TO BE DONE ▸
Transcribe the full listing exactly, and drop every picture.

LISTED RECORDS ▸
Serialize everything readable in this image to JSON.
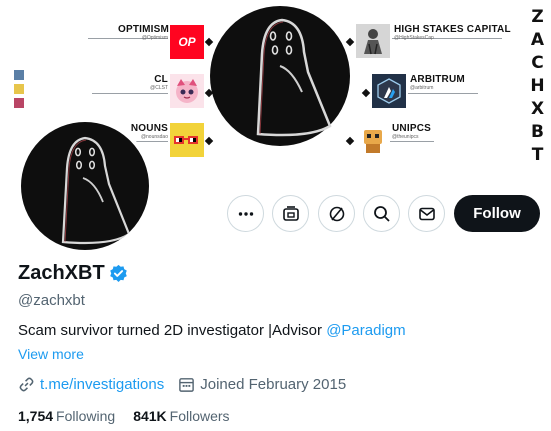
{
  "banner": {
    "vertical_title": "ZACHXBT",
    "swatch_colors": [
      "#5b7fa6",
      "#e7c54b",
      "#b94565"
    ],
    "partners_left": [
      {
        "name": "OPTIMISM",
        "handle": "@Optimism",
        "logo_text": "OP",
        "logo_color": "#ff0420"
      },
      {
        "name": "CL",
        "handle": "@CLST",
        "logo_text": "",
        "logo_color": "#f5b4c8"
      },
      {
        "name": "NOUNS",
        "handle": "@nounsdao",
        "logo_text": "",
        "logo_color": "#f2d33a"
      }
    ],
    "partners_right": [
      {
        "name": "HIGH STAKES CAPITAL",
        "handle": "@HighStakesCap",
        "logo_color": "#cfcfcf"
      },
      {
        "name": "ARBITRUM",
        "handle": "@arbitrum",
        "logo_color": "#213147"
      },
      {
        "name": "UNIPCS",
        "handle": "@theunipcs",
        "logo_color": "#e8a84a"
      }
    ]
  },
  "actions": {
    "more_icon": "ellipsis-icon",
    "grok_icon": "grok-icon",
    "subscribe_icon": "subscribe-icon",
    "search_icon": "search-icon",
    "message_icon": "envelope-icon",
    "follow_label": "Follow"
  },
  "profile": {
    "display_name": "ZachXBT",
    "handle": "@zachxbt",
    "bio_text": "Scam survivor turned 2D investigator |Advisor ",
    "bio_mention": "@Paradigm",
    "view_more": "View more",
    "link": "t.me/investigations",
    "joined": "Joined February 2015",
    "following_count": "1,754",
    "following_label": "Following",
    "followers_count": "841K",
    "followers_label": "Followers"
  },
  "colors": {
    "accent": "#1d9bf0",
    "follow_bg": "#0f1419",
    "muted_text": "#536471"
  }
}
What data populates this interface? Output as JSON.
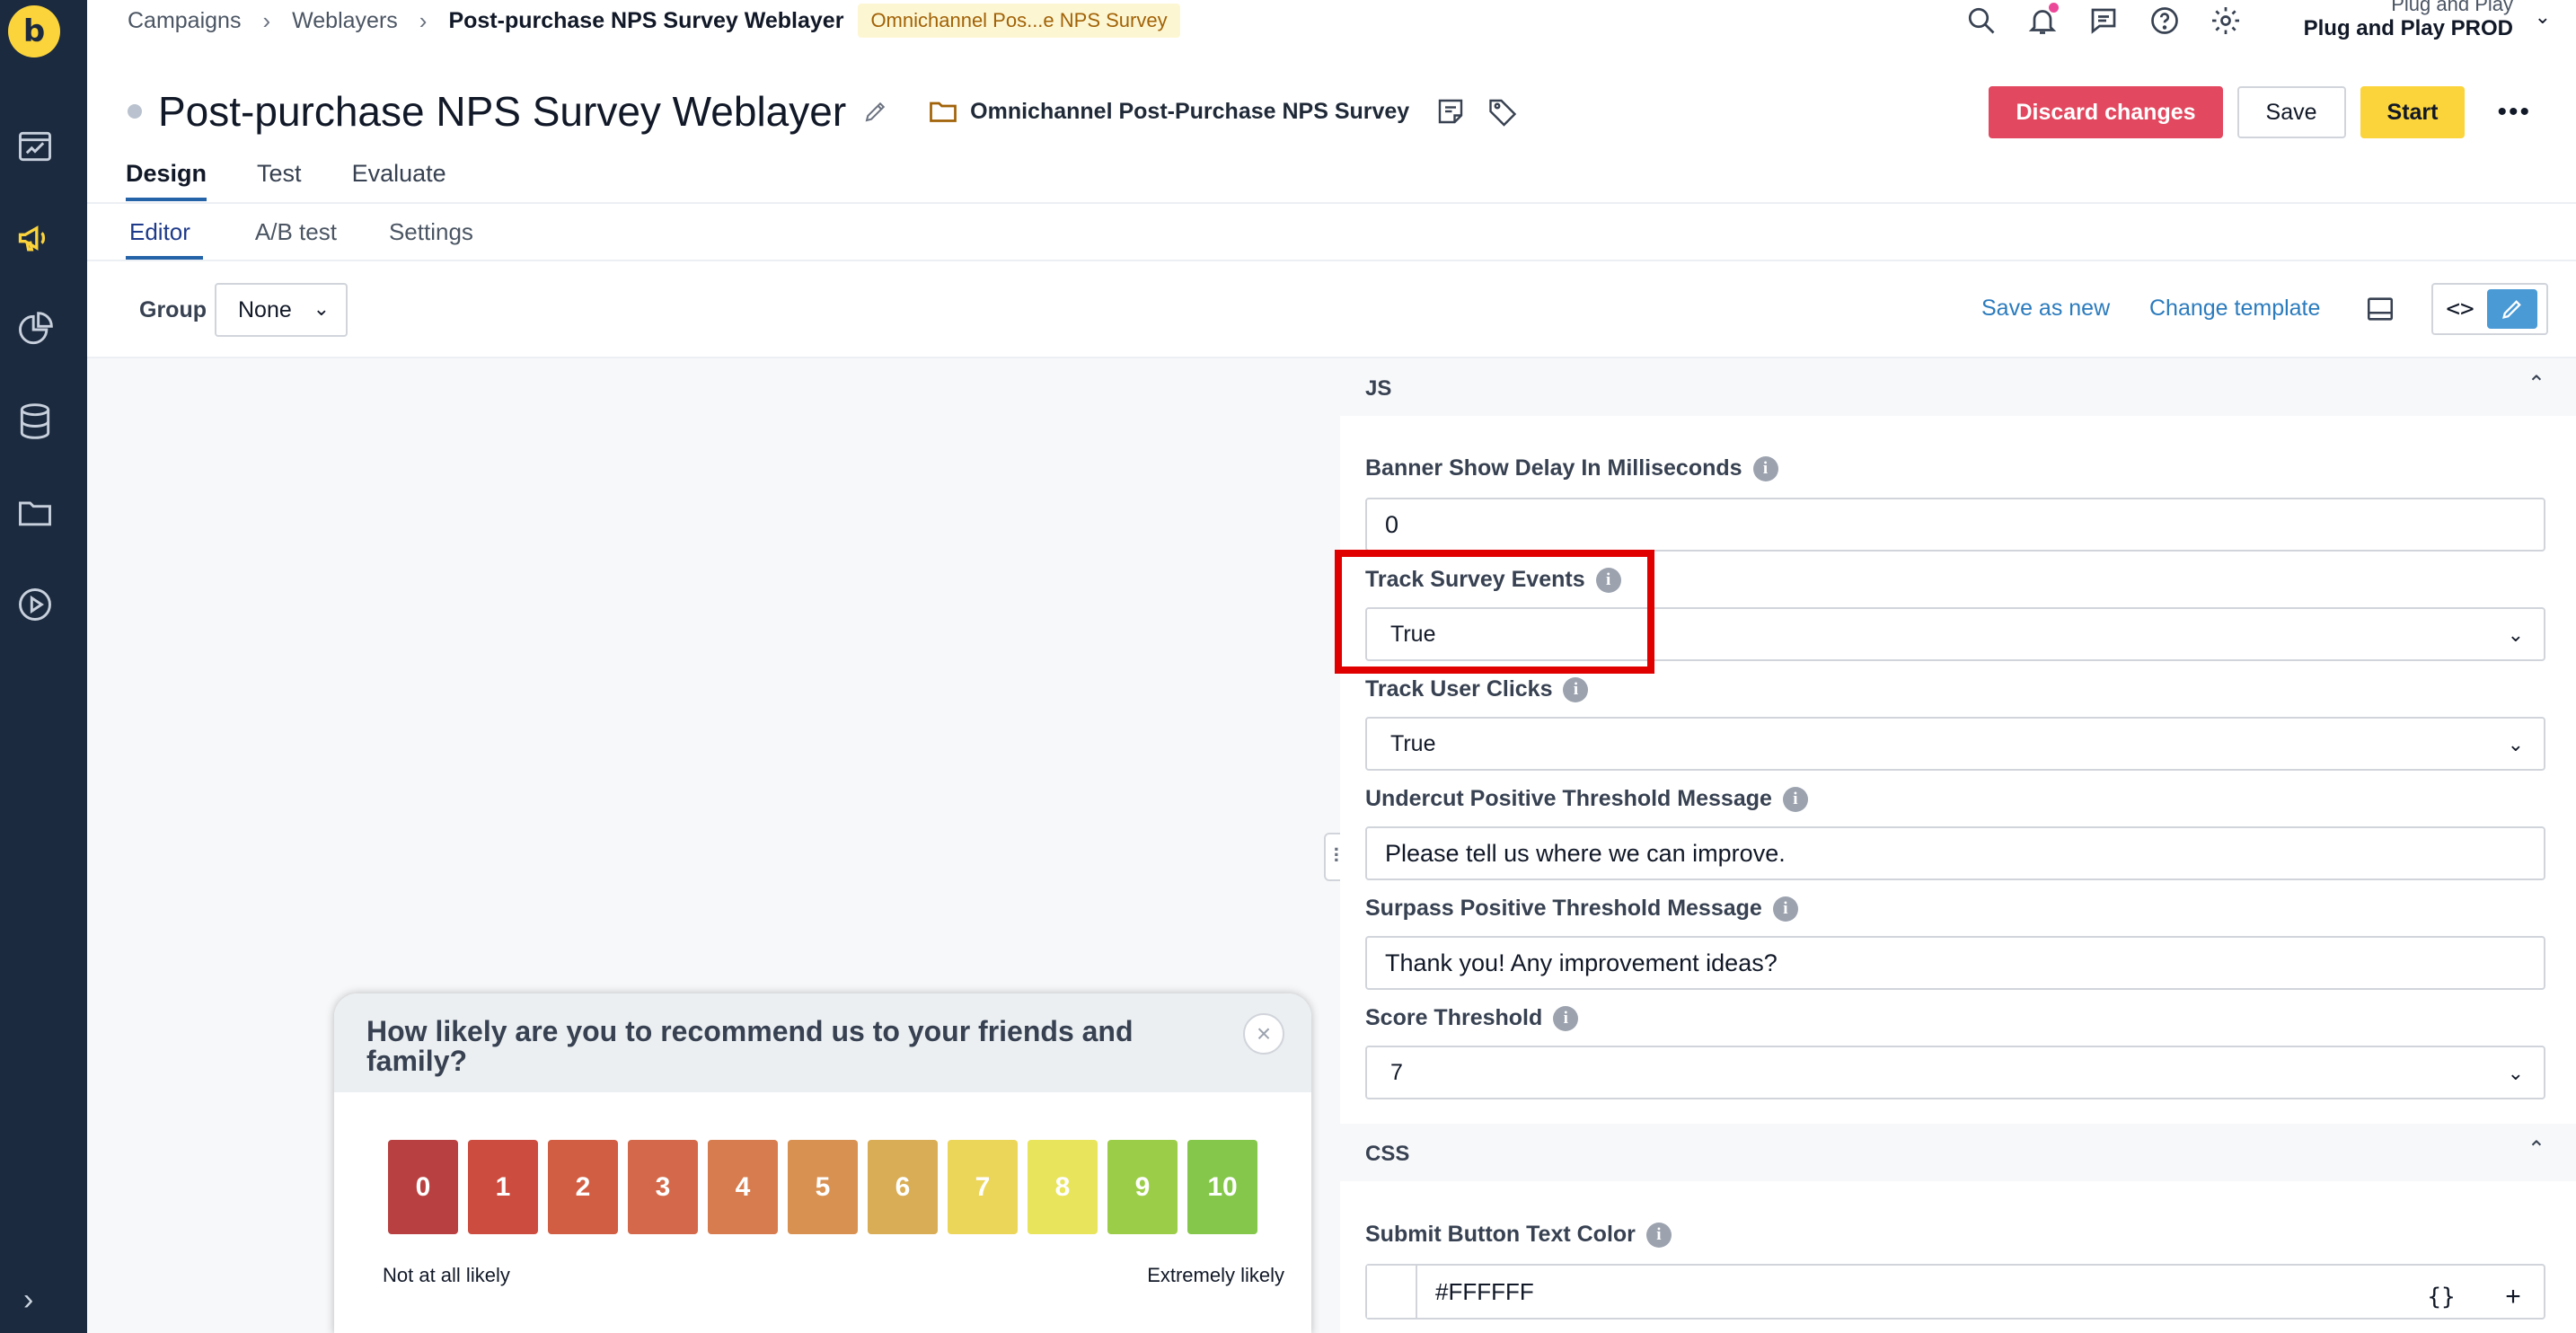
{
  "breadcrumb": {
    "items": [
      "Campaigns",
      "Weblayers",
      "Post-purchase NPS Survey Weblayer"
    ],
    "tag": "Omnichannel Pos...e NPS Survey"
  },
  "account": {
    "org": "Plug and Play",
    "project": "Plug and Play PROD"
  },
  "header": {
    "title": "Post-purchase NPS Survey Weblayer",
    "folder": "Omnichannel Post-Purchase NPS Survey",
    "discard_label": "Discard changes",
    "save_label": "Save",
    "start_label": "Start",
    "more_label": "•••"
  },
  "tabs_main": [
    "Design",
    "Test",
    "Evaluate"
  ],
  "tabs_sub": [
    "Editor",
    "A/B test",
    "Settings"
  ],
  "toolbar": {
    "group_label": "Group",
    "group_value": "None",
    "save_as_new": "Save as new",
    "change_template": "Change template",
    "code_label": "<>"
  },
  "survey": {
    "question": "How likely are you to recommend us to your friends and family?",
    "close_label": "×",
    "scores": [
      "0",
      "1",
      "2",
      "3",
      "4",
      "5",
      "6",
      "7",
      "8",
      "9",
      "10"
    ],
    "score_colors": [
      "#b84040",
      "#cc4c3f",
      "#d15d42",
      "#d3694a",
      "#d77c4e",
      "#d89151",
      "#d8ad55",
      "#ecd65a",
      "#e8e45c",
      "#9ccd48",
      "#84c74a"
    ],
    "low_label": "Not at all likely",
    "high_label": "Extremely likely"
  },
  "panel": {
    "js_section": "JS",
    "css_section": "CSS",
    "fields": {
      "banner_delay": {
        "label": "Banner Show Delay In Milliseconds",
        "value": "0"
      },
      "track_survey": {
        "label": "Track Survey Events",
        "value": "True"
      },
      "track_clicks": {
        "label": "Track User Clicks",
        "value": "True"
      },
      "undercut_msg": {
        "label": "Undercut Positive Threshold Message",
        "value": "Please tell us where we can improve."
      },
      "surpass_msg": {
        "label": "Surpass Positive Threshold Message",
        "value": "Thank you! Any improvement ideas?"
      },
      "score_threshold": {
        "label": "Score Threshold",
        "value": "7"
      },
      "submit_text_color": {
        "label": "Submit Button Text Color",
        "value": "#FFFFFF"
      }
    }
  },
  "fab": {
    "braces": "{}",
    "plus": "+"
  },
  "colors": {
    "accent": "#2563a8",
    "brand_yellow": "#fbd43c",
    "danger": "#e2485f",
    "rail": "#1c2a3f",
    "highlight": "#e00000"
  }
}
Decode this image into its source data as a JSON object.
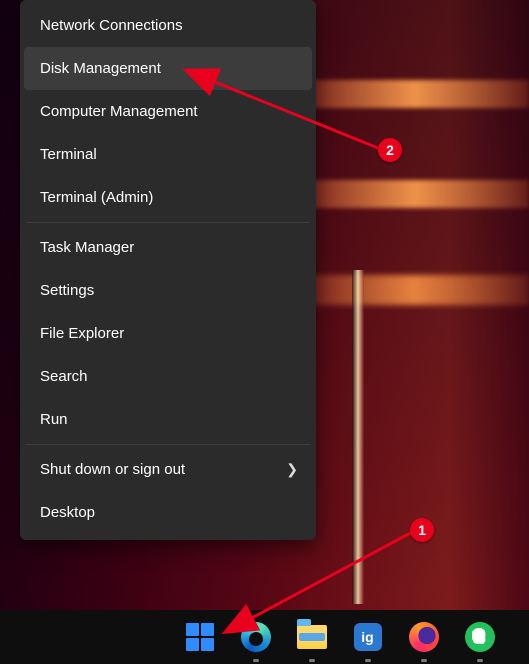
{
  "menu": {
    "items": [
      {
        "label": "Network Connections",
        "highlight": false
      },
      {
        "label": "Disk Management",
        "highlight": true
      },
      {
        "label": "Computer Management",
        "highlight": false
      },
      {
        "label": "Terminal",
        "highlight": false
      },
      {
        "label": "Terminal (Admin)",
        "highlight": false
      }
    ],
    "items2": [
      {
        "label": "Task Manager"
      },
      {
        "label": "Settings"
      },
      {
        "label": "File Explorer"
      },
      {
        "label": "Search"
      },
      {
        "label": "Run"
      }
    ],
    "items3": [
      {
        "label": "Shut down or sign out",
        "submenu": true
      },
      {
        "label": "Desktop"
      }
    ]
  },
  "taskbar": {
    "apps": [
      {
        "name": "start"
      },
      {
        "name": "edge"
      },
      {
        "name": "file-explorer"
      },
      {
        "name": "ig"
      },
      {
        "name": "firefox"
      },
      {
        "name": "evernote"
      }
    ],
    "ig_text": "ig"
  },
  "annotations": {
    "badge1": "1",
    "badge2": "2"
  }
}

SOLUTION TO THE EXERCISE ▸
Serialize everything readable in this image to JSON.
{
  "banner": {
    "vertical_title": "ZACHXBT",
    "swatch_colors": [
      "#5b7fa6",
      "#e7c54b",
      "#b94565"
    ],
    "partners_left": [
      {
        "name": "OPTIMISM",
        "handle": "@Optimism",
        "logo_text": "OP",
        "logo_color": "#ff0420"
      },
      {
        "name": "CL",
        "handle": "@CLST",
        "logo_text": "",
        "logo_color": "#f5b4c8"
      },
      {
        "name": "NOUNS",
        "handle": "@nounsdao",
        "logo_text": "",
        "logo_color": "#f2d33a"
      }
    ],
    "partners_right": [
      {
        "name": "HIGH STAKES CAPITAL",
        "handle": "@HighStakesCap",
        "logo_color": "#cfcfcf"
      },
      {
        "name": "ARBITRUM",
        "handle": "@arbitrum",
        "logo_color": "#213147"
      },
      {
        "name": "UNIPCS",
        "handle": "@theunipcs",
        "logo_color": "#e8a84a"
      }
    ]
  },
  "actions": {
    "more_icon": "ellipsis-icon",
    "grok_icon": "grok-icon",
    "subscribe_icon": "subscribe-icon",
    "search_icon": "search-icon",
    "message_icon": "envelope-icon",
    "follow_label": "Follow"
  },
  "profile": {
    "display_name": "ZachXBT",
    "handle": "@zachxbt",
    "bio_text": "Scam survivor turned 2D investigator |Advisor ",
    "bio_mention": "@Paradigm",
    "view_more": "View more",
    "link": "t.me/investigations",
    "joined": "Joined February 2015",
    "following_count": "1,754",
    "following_label": "Following",
    "followers_count": "841K",
    "followers_label": "Followers"
  },
  "colors": {
    "accent": "#1d9bf0",
    "follow_bg": "#0f1419",
    "muted_text": "#536471"
  }
}
What data populates this interface? Output as JSON.
{
  "breadcrumb": {
    "items": [
      "Campaigns",
      "Weblayers",
      "Post-purchase NPS Survey Weblayer"
    ],
    "tag": "Omnichannel Pos...e NPS Survey"
  },
  "account": {
    "org": "Plug and Play",
    "project": "Plug and Play PROD"
  },
  "header": {
    "title": "Post-purchase NPS Survey Weblayer",
    "folder": "Omnichannel Post-Purchase NPS Survey",
    "discard_label": "Discard changes",
    "save_label": "Save",
    "start_label": "Start",
    "more_label": "•••"
  },
  "tabs_main": [
    "Design",
    "Test",
    "Evaluate"
  ],
  "tabs_sub": [
    "Editor",
    "A/B test",
    "Settings"
  ],
  "toolbar": {
    "group_label": "Group",
    "group_value": "None",
    "save_as_new": "Save as new",
    "change_template": "Change template",
    "code_label": "<>"
  },
  "survey": {
    "question": "How likely are you to recommend us to your friends and family?",
    "close_label": "×",
    "scores": [
      "0",
      "1",
      "2",
      "3",
      "4",
      "5",
      "6",
      "7",
      "8",
      "9",
      "10"
    ],
    "score_colors": [
      "#b84040",
      "#cc4c3f",
      "#d15d42",
      "#d3694a",
      "#d77c4e",
      "#d89151",
      "#d8ad55",
      "#ecd65a",
      "#e8e45c",
      "#9ccd48",
      "#84c74a"
    ],
    "low_label": "Not at all likely",
    "high_label": "Extremely likely"
  },
  "panel": {
    "js_section": "JS",
    "css_section": "CSS",
    "fields": {
      "banner_delay": {
        "label": "Banner Show Delay In Milliseconds",
        "value": "0"
      },
      "track_survey": {
        "label": "Track Survey Events",
        "value": "True"
      },
      "track_clicks": {
        "label": "Track User Clicks",
        "value": "True"
      },
      "undercut_msg": {
        "label": "Undercut Positive Threshold Message",
        "value": "Please tell us where we can improve."
      },
      "surpass_msg": {
        "label": "Surpass Positive Threshold Message",
        "value": "Thank you! Any improvement ideas?"
      },
      "score_threshold": {
        "label": "Score Threshold",
        "value": "7"
      },
      "submit_text_color": {
        "label": "Submit Button Text Color",
        "value": "#FFFFFF"
      }
    }
  },
  "fab": {
    "braces": "{}",
    "plus": "+"
  },
  "colors": {
    "accent": "#2563a8",
    "brand_yellow": "#fbd43c",
    "danger": "#e2485f",
    "rail": "#1c2a3f",
    "highlight": "#e00000"
  }
}
Decode this image into its source data as a JSON object.
{
  "menu": {
    "items": [
      {
        "label": "Network Connections",
        "highlight": false
      },
      {
        "label": "Disk Management",
        "highlight": true
      },
      {
        "label": "Computer Management",
        "highlight": false
      },
      {
        "label": "Terminal",
        "highlight": false
      },
      {
        "label": "Terminal (Admin)",
        "highlight": false
      }
    ],
    "items2": [
      {
        "label": "Task Manager"
      },
      {
        "label": "Settings"
      },
      {
        "label": "File Explorer"
      },
      {
        "label": "Search"
      },
      {
        "label": "Run"
      }
    ],
    "items3": [
      {
        "label": "Shut down or sign out",
        "submenu": true
      },
      {
        "label": "Desktop"
      }
    ]
  },
  "taskbar": {
    "apps": [
      {
        "name": "start"
      },
      {
        "name": "edge"
      },
      {
        "name": "file-explorer"
      },
      {
        "name": "ig"
      },
      {
        "name": "firefox"
      },
      {
        "name": "evernote"
      }
    ],
    "ig_text": "ig"
  },
  "annotations": {
    "badge1": "1",
    "badge2": "2"
  }
}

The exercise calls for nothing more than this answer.